Entries shown:

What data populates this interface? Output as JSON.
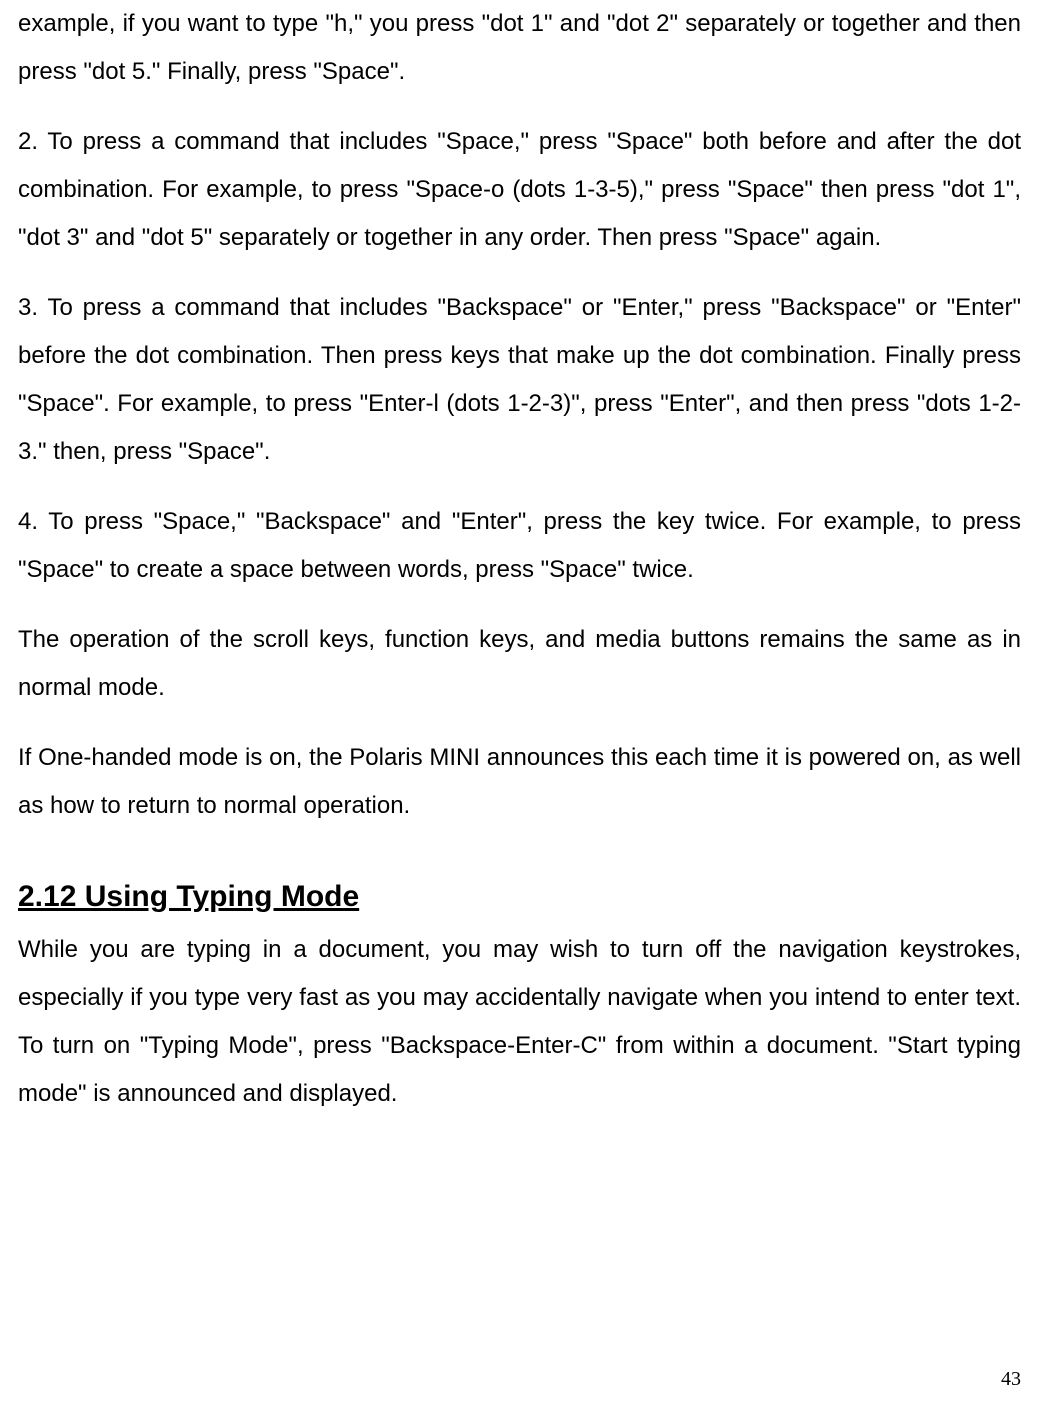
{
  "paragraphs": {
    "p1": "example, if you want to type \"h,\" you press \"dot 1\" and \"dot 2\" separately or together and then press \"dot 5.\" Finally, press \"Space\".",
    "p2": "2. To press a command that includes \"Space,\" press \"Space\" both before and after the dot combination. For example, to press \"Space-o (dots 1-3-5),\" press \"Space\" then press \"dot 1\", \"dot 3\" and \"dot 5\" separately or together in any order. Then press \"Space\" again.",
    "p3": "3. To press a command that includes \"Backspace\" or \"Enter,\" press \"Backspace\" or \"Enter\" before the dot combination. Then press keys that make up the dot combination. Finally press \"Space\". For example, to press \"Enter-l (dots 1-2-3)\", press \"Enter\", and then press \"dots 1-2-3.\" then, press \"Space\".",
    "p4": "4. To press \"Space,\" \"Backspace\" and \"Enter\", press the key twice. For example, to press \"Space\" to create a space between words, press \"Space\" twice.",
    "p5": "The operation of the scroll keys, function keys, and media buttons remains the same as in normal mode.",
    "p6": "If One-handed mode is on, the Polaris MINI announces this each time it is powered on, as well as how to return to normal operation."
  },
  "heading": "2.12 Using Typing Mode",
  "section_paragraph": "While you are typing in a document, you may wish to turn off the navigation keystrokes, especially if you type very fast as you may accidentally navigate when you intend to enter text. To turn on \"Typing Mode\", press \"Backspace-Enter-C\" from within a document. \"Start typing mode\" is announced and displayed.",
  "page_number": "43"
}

Your task: Using the records above, copy every line that has the word "before" in it.

Worked answer:
    "p2": "2. To press a command that includes \"Space,\" press \"Space\" both before and after the dot combination. For example, to press \"Space-o (dots 1-3-5),\" press \"Space\" then press \"dot 1\", \"dot 3\" and \"dot 5\" separately or together in any order. Then press \"Space\" again.",
    "p3": "3. To press a command that includes \"Backspace\" or \"Enter,\" press \"Backspace\" or \"Enter\" before the dot combination. Then press keys that make up the dot combination. Finally press \"Space\". For example, to press \"Enter-l (dots 1-2-3)\", press \"Enter\", and then press \"dots 1-2-3.\" then, press \"Space\".",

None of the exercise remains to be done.